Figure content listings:
##############################

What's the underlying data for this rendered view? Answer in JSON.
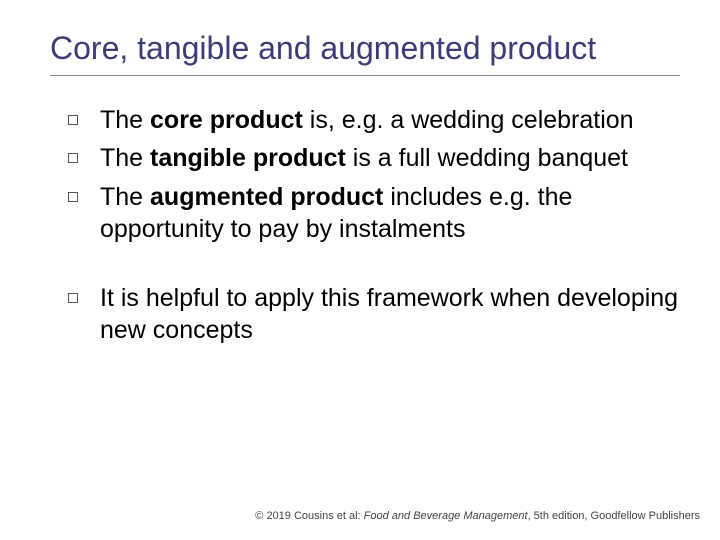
{
  "title_color": "#3b3b78",
  "body_color": "#000000",
  "background_color": "#ffffff",
  "rule_color": "#888888",
  "title_fontsize": 32,
  "body_fontsize": 25,
  "footer_fontsize": 11,
  "title": "Core, tangible and augmented product",
  "bullets": {
    "b0": {
      "pre": "The ",
      "bold": "core product",
      "post": " is, e.g. a wedding celebration"
    },
    "b1": {
      "pre": "The ",
      "bold": "tangible product",
      "post": " is a full wedding banquet"
    },
    "b2": {
      "pre": "The ",
      "bold": "augmented product",
      "post": " includes e.g. the opportunity to pay by instalments"
    },
    "b3": {
      "text": "It is helpful to apply this framework when developing new concepts"
    }
  },
  "footer": {
    "prefix": "© 2019 Cousins et al: ",
    "italic": "Food and Beverage Management",
    "suffix": ", 5th edition, Goodfellow Publishers"
  }
}
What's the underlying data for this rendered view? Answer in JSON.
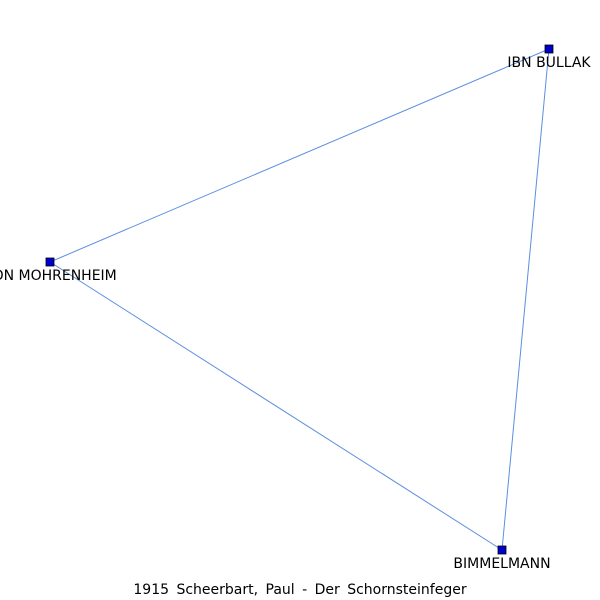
{
  "caption": "1915 Scheerbart, Paul - Der Schornsteinfeger",
  "colors": {
    "edge": "#5b8fe0",
    "node_fill": "#0000cc",
    "node_stroke": "#000000",
    "background": "#ffffff"
  },
  "nodes": [
    {
      "id": "ibn-bullak",
      "label": "IBN BULLAK"
    },
    {
      "id": "von-mohrenheim",
      "label": "VON MOHRENHEIM"
    },
    {
      "id": "bimmelmann",
      "label": "BIMMELMANN"
    }
  ],
  "edges": [
    {
      "source": "ibn-bullak",
      "target": "von-mohrenheim"
    },
    {
      "source": "ibn-bullak",
      "target": "bimmelmann"
    },
    {
      "source": "von-mohrenheim",
      "target": "bimmelmann"
    }
  ]
}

##############################

- WHAT IS REQUIRED -
Every line of the listing that holds "label" should be found and copied.

- EXERCISE ANSWER -
      "label": "IBN BULLAK"
      "label": "VON MOHRENHEIM"
      "label": "BIMMELMANN"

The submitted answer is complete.